* Given exercise
Which lines below hold the word "ffffff"? Copy all of them.

* Provided data
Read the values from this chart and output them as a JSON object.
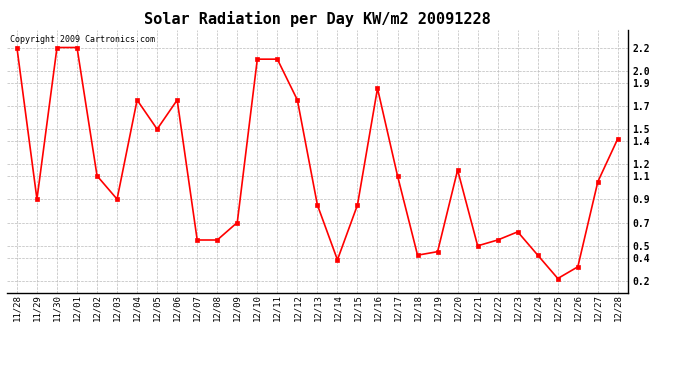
{
  "title": "Solar Radiation per Day KW/m2 20091228",
  "copyright_text": "Copyright 2009 Cartronics.com",
  "dates": [
    "11/28",
    "11/29",
    "11/30",
    "12/01",
    "12/02",
    "12/03",
    "12/04",
    "12/05",
    "12/06",
    "12/07",
    "12/08",
    "12/09",
    "12/10",
    "12/11",
    "12/12",
    "12/13",
    "12/14",
    "12/15",
    "12/16",
    "12/17",
    "12/18",
    "12/19",
    "12/20",
    "12/21",
    "12/22",
    "12/23",
    "12/24",
    "12/25",
    "12/26",
    "12/27",
    "12/28"
  ],
  "values": [
    2.2,
    0.9,
    2.2,
    2.2,
    1.1,
    0.9,
    1.75,
    1.5,
    1.75,
    0.55,
    0.55,
    0.7,
    2.1,
    2.1,
    1.75,
    0.85,
    0.38,
    0.85,
    1.85,
    1.1,
    0.42,
    0.45,
    1.15,
    0.5,
    0.55,
    0.62,
    0.42,
    0.22,
    0.32,
    1.05,
    1.42
  ],
  "line_color": "#ff0000",
  "marker_color": "#ff0000",
  "bg_color": "#ffffff",
  "plot_bg_color": "#ffffff",
  "grid_color": "#bbbbbb",
  "title_fontsize": 11,
  "copyright_fontsize": 6,
  "tick_fontsize": 6.5,
  "ytick_fontsize": 7,
  "ylim": [
    0.1,
    2.35
  ],
  "yticks": [
    0.2,
    0.4,
    0.5,
    0.7,
    0.9,
    1.1,
    1.2,
    1.4,
    1.5,
    1.7,
    1.9,
    2.0,
    2.2
  ]
}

* Exercise output
  "bg_color": "#ffffff",
  "plot_bg_color": "#ffffff",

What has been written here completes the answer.